TASK DIRECTIONS: Go through the material below and copy all lines with "バス移動".

Dataset records
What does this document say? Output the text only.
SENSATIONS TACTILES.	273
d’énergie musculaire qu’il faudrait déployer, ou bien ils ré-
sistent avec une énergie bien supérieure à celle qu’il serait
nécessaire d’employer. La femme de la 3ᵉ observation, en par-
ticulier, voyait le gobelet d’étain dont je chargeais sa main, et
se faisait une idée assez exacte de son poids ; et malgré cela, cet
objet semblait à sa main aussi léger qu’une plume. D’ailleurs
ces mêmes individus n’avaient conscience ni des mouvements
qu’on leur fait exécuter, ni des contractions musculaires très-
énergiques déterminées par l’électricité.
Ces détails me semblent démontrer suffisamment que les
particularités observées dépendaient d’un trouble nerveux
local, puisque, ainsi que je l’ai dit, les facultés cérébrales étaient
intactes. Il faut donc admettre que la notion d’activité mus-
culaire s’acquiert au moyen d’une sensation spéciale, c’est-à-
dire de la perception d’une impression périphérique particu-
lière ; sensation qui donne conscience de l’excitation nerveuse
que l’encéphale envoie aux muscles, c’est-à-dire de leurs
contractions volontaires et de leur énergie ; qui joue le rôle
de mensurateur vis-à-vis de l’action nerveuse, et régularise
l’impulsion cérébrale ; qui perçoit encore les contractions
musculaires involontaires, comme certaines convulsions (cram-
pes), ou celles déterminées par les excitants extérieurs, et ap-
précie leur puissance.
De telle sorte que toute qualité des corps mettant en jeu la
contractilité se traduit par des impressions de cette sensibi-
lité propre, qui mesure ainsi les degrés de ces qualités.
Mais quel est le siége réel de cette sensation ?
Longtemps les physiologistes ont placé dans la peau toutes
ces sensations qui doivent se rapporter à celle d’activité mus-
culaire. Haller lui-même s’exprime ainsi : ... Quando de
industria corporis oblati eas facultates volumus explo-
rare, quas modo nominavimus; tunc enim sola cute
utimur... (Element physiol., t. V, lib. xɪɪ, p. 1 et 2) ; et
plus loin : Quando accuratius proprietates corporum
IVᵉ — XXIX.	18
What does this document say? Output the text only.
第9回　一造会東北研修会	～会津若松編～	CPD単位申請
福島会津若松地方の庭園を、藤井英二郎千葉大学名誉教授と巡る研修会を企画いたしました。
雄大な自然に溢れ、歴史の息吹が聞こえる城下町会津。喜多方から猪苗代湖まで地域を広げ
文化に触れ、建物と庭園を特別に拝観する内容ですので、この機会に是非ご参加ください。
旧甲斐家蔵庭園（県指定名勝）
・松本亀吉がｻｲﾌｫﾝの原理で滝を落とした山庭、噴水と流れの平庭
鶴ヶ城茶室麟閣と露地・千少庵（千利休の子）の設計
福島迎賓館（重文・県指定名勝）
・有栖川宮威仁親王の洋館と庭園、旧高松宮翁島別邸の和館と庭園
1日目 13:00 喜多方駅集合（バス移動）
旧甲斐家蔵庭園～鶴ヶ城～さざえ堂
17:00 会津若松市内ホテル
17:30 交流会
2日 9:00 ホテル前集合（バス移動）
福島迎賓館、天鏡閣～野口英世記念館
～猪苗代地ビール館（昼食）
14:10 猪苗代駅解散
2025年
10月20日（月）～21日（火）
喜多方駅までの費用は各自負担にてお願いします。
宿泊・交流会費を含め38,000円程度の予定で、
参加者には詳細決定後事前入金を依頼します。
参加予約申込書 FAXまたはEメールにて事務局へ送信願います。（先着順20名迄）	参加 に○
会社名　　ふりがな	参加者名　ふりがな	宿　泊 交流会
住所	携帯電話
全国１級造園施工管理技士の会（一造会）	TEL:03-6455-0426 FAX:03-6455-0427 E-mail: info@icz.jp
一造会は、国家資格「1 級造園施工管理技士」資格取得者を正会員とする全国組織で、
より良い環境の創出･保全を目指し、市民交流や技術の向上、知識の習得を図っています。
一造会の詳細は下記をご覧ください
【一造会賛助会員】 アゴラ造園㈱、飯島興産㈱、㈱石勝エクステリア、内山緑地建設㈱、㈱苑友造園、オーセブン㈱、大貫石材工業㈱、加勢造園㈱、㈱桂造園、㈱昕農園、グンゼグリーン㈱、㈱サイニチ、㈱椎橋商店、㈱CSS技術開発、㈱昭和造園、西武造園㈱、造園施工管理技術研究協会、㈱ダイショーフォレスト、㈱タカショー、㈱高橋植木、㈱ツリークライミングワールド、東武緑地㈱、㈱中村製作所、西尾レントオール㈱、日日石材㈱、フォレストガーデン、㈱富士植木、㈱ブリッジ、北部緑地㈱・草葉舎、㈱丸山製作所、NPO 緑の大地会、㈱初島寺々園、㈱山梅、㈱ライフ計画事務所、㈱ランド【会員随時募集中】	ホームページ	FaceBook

RESULT FOR THIS EXERCISE:
1日目 13:00 喜多方駅集合（バス移動）
2日 9:00 ホテル前集合（バス移動）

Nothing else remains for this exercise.